**Set task**
The entries below should be quoted exactly, with no pictures carried over.

----------------------------------------

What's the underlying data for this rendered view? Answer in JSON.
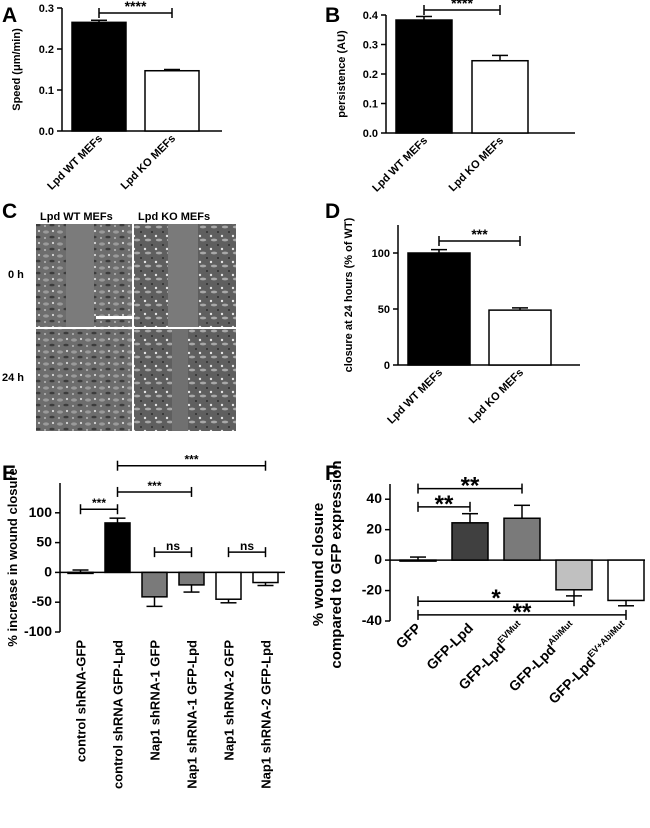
{
  "panels": {
    "A": "A",
    "B": "B",
    "C": "C",
    "D": "D",
    "E": "E",
    "F": "F"
  },
  "micrograph": {
    "col1": "Lpd WT MEFs",
    "col2": "Lpd KO MEFs",
    "row1": "0 h",
    "row2": "24 h"
  },
  "colors": {
    "black": "#000000",
    "white": "#ffffff",
    "darkgray": "#404040",
    "gray": "#7a7a7a",
    "lightgray": "#c0c0c0"
  },
  "chart_data": [
    {
      "id": "A",
      "type": "bar",
      "ylabel": "Speed (μm/min)",
      "categories": [
        "Lpd WT MEFs",
        "Lpd KO MEFs"
      ],
      "values": [
        0.265,
        0.147
      ],
      "errors": [
        0.005,
        0.003
      ],
      "fills": [
        "#000000",
        "#ffffff"
      ],
      "ylim": [
        0,
        0.3
      ],
      "yticks": [
        0.0,
        0.1,
        0.2,
        0.3
      ],
      "ytick_labels": [
        "0.0",
        "0.1",
        "0.2",
        "0.3"
      ],
      "significance": [
        {
          "from": 0,
          "to": 1,
          "label": "****"
        }
      ]
    },
    {
      "id": "B",
      "type": "bar",
      "ylabel": "persistence (AU)",
      "categories": [
        "Lpd WT MEFs",
        "Lpd KO MEFs"
      ],
      "values": [
        0.383,
        0.245
      ],
      "errors": [
        0.012,
        0.018
      ],
      "fills": [
        "#000000",
        "#ffffff"
      ],
      "ylim": [
        0,
        0.4
      ],
      "yticks": [
        0.0,
        0.1,
        0.2,
        0.3,
        0.4
      ],
      "ytick_labels": [
        "0.0",
        "0.1",
        "0.2",
        "0.3",
        "0.4"
      ],
      "significance": [
        {
          "from": 0,
          "to": 1,
          "label": "****"
        }
      ]
    },
    {
      "id": "D",
      "type": "bar",
      "ylabel": "closure at 24 hours (% of WT)",
      "categories": [
        "Lpd WT MEFs",
        "Lpd KO MEFs"
      ],
      "values": [
        100,
        49
      ],
      "errors": [
        3,
        2
      ],
      "fills": [
        "#000000",
        "#ffffff"
      ],
      "ylim": [
        0,
        125
      ],
      "yticks": [
        0,
        50,
        100
      ],
      "ytick_labels": [
        "0",
        "50",
        "100"
      ],
      "significance": [
        {
          "from": 0,
          "to": 1,
          "label": "***"
        }
      ]
    },
    {
      "id": "E",
      "type": "bar",
      "ylabel": "% increase in wound closure",
      "categories": [
        "control shRNA-GFP",
        "control shRNA GFP-Lpd",
        "Nap1 shRNA-1 GFP",
        "Nap1 shRNA-1 GFP-Lpd",
        "Nap1 shRNA-2 GFP",
        "Nap1 shRNA-2 GFP-Lpd"
      ],
      "values": [
        0,
        83,
        -41,
        -21,
        -45,
        -17
      ],
      "errors": [
        4,
        8,
        16,
        12,
        6,
        5
      ],
      "fills": [
        "#ffffff",
        "#000000",
        "#7a7a7a",
        "#7a7a7a",
        "#ffffff",
        "#ffffff"
      ],
      "ylim": [
        -100,
        150
      ],
      "yticks": [
        -100,
        -50,
        0,
        50,
        100
      ],
      "ytick_labels": [
        "-100",
        "-50",
        "0",
        "50",
        "100"
      ],
      "significance": [
        {
          "from": 0,
          "to": 1,
          "label": "***",
          "level": 106
        },
        {
          "from": 1,
          "to": 3,
          "label": "***",
          "level": 135
        },
        {
          "from": 1,
          "to": 5,
          "label": "***",
          "level": 179
        },
        {
          "from": 2,
          "to": 3,
          "label": "ns",
          "level": 34
        },
        {
          "from": 4,
          "to": 5,
          "label": "ns",
          "level": 34
        }
      ]
    },
    {
      "id": "F",
      "type": "bar",
      "ylabel_line1": "% wound closure",
      "ylabel_line2": "compared to GFP expression",
      "categories": [
        {
          "base": "GFP",
          "sup": ""
        },
        {
          "base": "GFP-Lpd",
          "sup": ""
        },
        {
          "base": "GFP-Lpd",
          "sup": "EVMut"
        },
        {
          "base": "GFP-Lpd",
          "sup": "AbiMut"
        },
        {
          "base": "GFP-Lpd",
          "sup": "EV+AbiMut"
        }
      ],
      "values": [
        0,
        24.5,
        27.5,
        -19.5,
        -26.5
      ],
      "errors": [
        2,
        6,
        8.5,
        4,
        3.5
      ],
      "fills": [
        "#ffffff",
        "#404040",
        "#7a7a7a",
        "#c0c0c0",
        "#ffffff"
      ],
      "ylim": [
        -40,
        50
      ],
      "yticks": [
        -40,
        -20,
        0,
        20,
        40
      ],
      "ytick_labels": [
        "-40",
        "-20",
        "0",
        "20",
        "40"
      ],
      "significance": [
        {
          "from": 0,
          "to": 1,
          "label": "**",
          "level": 35
        },
        {
          "from": 0,
          "to": 2,
          "label": "**",
          "level": 47
        },
        {
          "from": 0,
          "to": 3,
          "label": "*",
          "level": -27
        },
        {
          "from": 0,
          "to": 4,
          "label": "**",
          "level": -36
        }
      ]
    }
  ]
}
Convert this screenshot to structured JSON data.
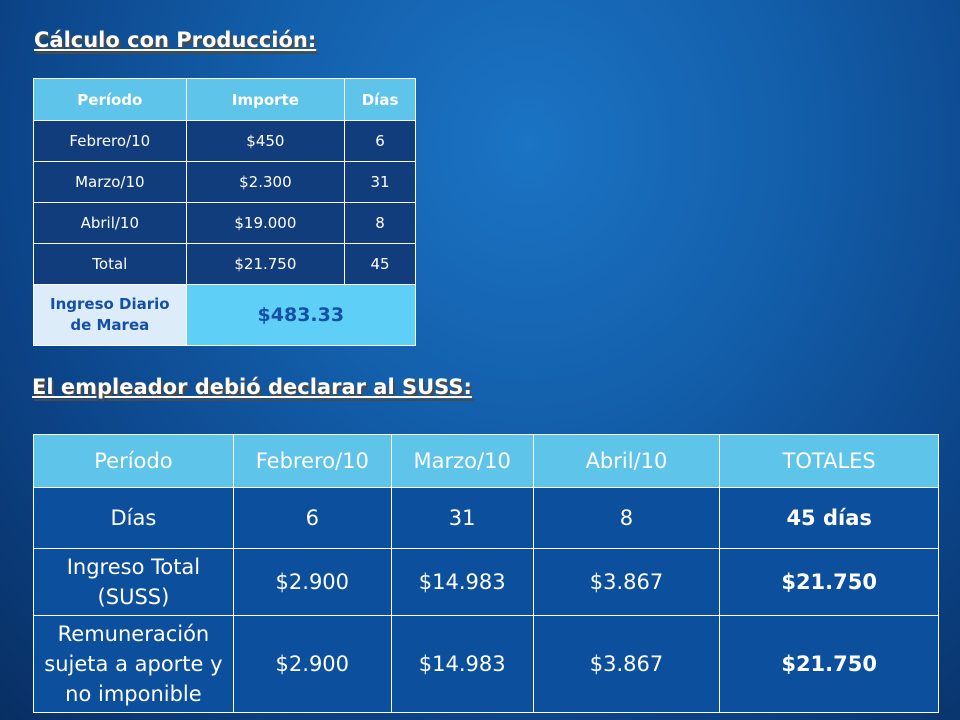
{
  "title_calculo": "Cálculo con Producción:",
  "small_table": {
    "headers": [
      "Período",
      "Importe",
      "Días"
    ],
    "rows": [
      [
        "Febrero/10",
        "$450",
        "6"
      ],
      [
        "Marzo/10",
        "$2.300",
        "31"
      ],
      [
        "Abril/10",
        "$19.000",
        "8"
      ],
      [
        "Total",
        "$21.750",
        "45"
      ]
    ],
    "ingreso_label": "Ingreso Diario de Marea",
    "ingreso_value": "$483.33"
  },
  "title_empleador": "El empleador debió declarar al SUSS:",
  "big_table": {
    "headers": [
      "Período",
      "Febrero/10",
      "Marzo/10",
      "Abril/10",
      "TOTALES"
    ],
    "rows": [
      [
        "Días",
        "6",
        "31",
        "8",
        "45 días"
      ],
      [
        "Ingreso Total (SUSS)",
        "$2.900",
        "$14.983",
        "$3.867",
        "$21.750"
      ],
      [
        "Remuneración sujeta a aporte y no imponible",
        "$2.900",
        "$14.983",
        "$3.867",
        "$21.750"
      ]
    ]
  },
  "colors": {
    "background": "#135fab",
    "header_fill": "#5ec4ea",
    "body_fill": "#0c4f9c",
    "accent_text": "#1650a6"
  }
}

----------------------------------------

**Exercise result**
What's the underlying data for this rendered view? Answer in JSON.
{
  "panels": {
    "A": "A",
    "B": "B",
    "C": "C",
    "D": "D",
    "E": "E",
    "F": "F"
  },
  "micrograph": {
    "col1": "Lpd WT MEFs",
    "col2": "Lpd KO MEFs",
    "row1": "0 h",
    "row2": "24 h"
  },
  "colors": {
    "black": "#000000",
    "white": "#ffffff",
    "darkgray": "#404040",
    "gray": "#7a7a7a",
    "lightgray": "#c0c0c0"
  },
  "chart_data": [
    {
      "id": "A",
      "type": "bar",
      "ylabel": "Speed (μm/min)",
      "categories": [
        "Lpd WT MEFs",
        "Lpd KO MEFs"
      ],
      "values": [
        0.265,
        0.147
      ],
      "errors": [
        0.005,
        0.003
      ],
      "fills": [
        "#000000",
        "#ffffff"
      ],
      "ylim": [
        0,
        0.3
      ],
      "yticks": [
        0.0,
        0.1,
        0.2,
        0.3
      ],
      "ytick_labels": [
        "0.0",
        "0.1",
        "0.2",
        "0.3"
      ],
      "significance": [
        {
          "from": 0,
          "to": 1,
          "label": "****"
        }
      ]
    },
    {
      "id": "B",
      "type": "bar",
      "ylabel": "persistence (AU)",
      "categories": [
        "Lpd WT MEFs",
        "Lpd KO MEFs"
      ],
      "values": [
        0.383,
        0.245
      ],
      "errors": [
        0.012,
        0.018
      ],
      "fills": [
        "#000000",
        "#ffffff"
      ],
      "ylim": [
        0,
        0.4
      ],
      "yticks": [
        0.0,
        0.1,
        0.2,
        0.3,
        0.4
      ],
      "ytick_labels": [
        "0.0",
        "0.1",
        "0.2",
        "0.3",
        "0.4"
      ],
      "significance": [
        {
          "from": 0,
          "to": 1,
          "label": "****"
        }
      ]
    },
    {
      "id": "D",
      "type": "bar",
      "ylabel": "closure at 24 hours (% of WT)",
      "categories": [
        "Lpd WT MEFs",
        "Lpd KO MEFs"
      ],
      "values": [
        100,
        49
      ],
      "errors": [
        3,
        2
      ],
      "fills": [
        "#000000",
        "#ffffff"
      ],
      "ylim": [
        0,
        125
      ],
      "yticks": [
        0,
        50,
        100
      ],
      "ytick_labels": [
        "0",
        "50",
        "100"
      ],
      "significance": [
        {
          "from": 0,
          "to": 1,
          "label": "***"
        }
      ]
    },
    {
      "id": "E",
      "type": "bar",
      "ylabel": "% increase in wound closure",
      "categories": [
        "control shRNA-GFP",
        "control shRNA GFP-Lpd",
        "Nap1 shRNA-1 GFP",
        "Nap1 shRNA-1 GFP-Lpd",
        "Nap1 shRNA-2 GFP",
        "Nap1 shRNA-2 GFP-Lpd"
      ],
      "values": [
        0,
        83,
        -41,
        -21,
        -45,
        -17
      ],
      "errors": [
        4,
        8,
        16,
        12,
        6,
        5
      ],
      "fills": [
        "#ffffff",
        "#000000",
        "#7a7a7a",
        "#7a7a7a",
        "#ffffff",
        "#ffffff"
      ],
      "ylim": [
        -100,
        150
      ],
      "yticks": [
        -100,
        -50,
        0,
        50,
        100
      ],
      "ytick_labels": [
        "-100",
        "-50",
        "0",
        "50",
        "100"
      ],
      "significance": [
        {
          "from": 0,
          "to": 1,
          "label": "***",
          "level": 106
        },
        {
          "from": 1,
          "to": 3,
          "label": "***",
          "level": 135
        },
        {
          "from": 1,
          "to": 5,
          "label": "***",
          "level": 179
        },
        {
          "from": 2,
          "to": 3,
          "label": "ns",
          "level": 34
        },
        {
          "from": 4,
          "to": 5,
          "label": "ns",
          "level": 34
        }
      ]
    },
    {
      "id": "F",
      "type": "bar",
      "ylabel_line1": "% wound closure",
      "ylabel_line2": "compared to GFP expression",
      "categories": [
        {
          "base": "GFP",
          "sup": ""
        },
        {
          "base": "GFP-Lpd",
          "sup": ""
        },
        {
          "base": "GFP-Lpd",
          "sup": "EVMut"
        },
        {
          "base": "GFP-Lpd",
          "sup": "AbiMut"
        },
        {
          "base": "GFP-Lpd",
          "sup": "EV+AbiMut"
        }
      ],
      "values": [
        0,
        24.5,
        27.5,
        -19.5,
        -26.5
      ],
      "errors": [
        2,
        6,
        8.5,
        4,
        3.5
      ],
      "fills": [
        "#ffffff",
        "#404040",
        "#7a7a7a",
        "#c0c0c0",
        "#ffffff"
      ],
      "ylim": [
        -40,
        50
      ],
      "yticks": [
        -40,
        -20,
        0,
        20,
        40
      ],
      "ytick_labels": [
        "-40",
        "-20",
        "0",
        "20",
        "40"
      ],
      "significance": [
        {
          "from": 0,
          "to": 1,
          "label": "**",
          "level": 35
        },
        {
          "from": 0,
          "to": 2,
          "label": "**",
          "level": 47
        },
        {
          "from": 0,
          "to": 3,
          "label": "*",
          "level": -27
        },
        {
          "from": 0,
          "to": 4,
          "label": "**",
          "level": -36
        }
      ]
    }
  ]
}
Convert this screenshot to structured JSON data.
{
  "title_calculo": "Cálculo con Producción:",
  "small_table": {
    "headers": [
      "Período",
      "Importe",
      "Días"
    ],
    "rows": [
      [
        "Febrero/10",
        "$450",
        "6"
      ],
      [
        "Marzo/10",
        "$2.300",
        "31"
      ],
      [
        "Abril/10",
        "$19.000",
        "8"
      ],
      [
        "Total",
        "$21.750",
        "45"
      ]
    ],
    "ingreso_label": "Ingreso Diario de Marea",
    "ingreso_value": "$483.33"
  },
  "title_empleador": "El empleador debió declarar al SUSS:",
  "big_table": {
    "headers": [
      "Período",
      "Febrero/10",
      "Marzo/10",
      "Abril/10",
      "TOTALES"
    ],
    "rows": [
      [
        "Días",
        "6",
        "31",
        "8",
        "45 días"
      ],
      [
        "Ingreso Total (SUSS)",
        "$2.900",
        "$14.983",
        "$3.867",
        "$21.750"
      ],
      [
        "Remuneración sujeta a aporte y no imponible",
        "$2.900",
        "$14.983",
        "$3.867",
        "$21.750"
      ]
    ]
  },
  "colors": {
    "background": "#135fab",
    "header_fill": "#5ec4ea",
    "body_fill": "#0c4f9c",
    "accent_text": "#1650a6"
  }
}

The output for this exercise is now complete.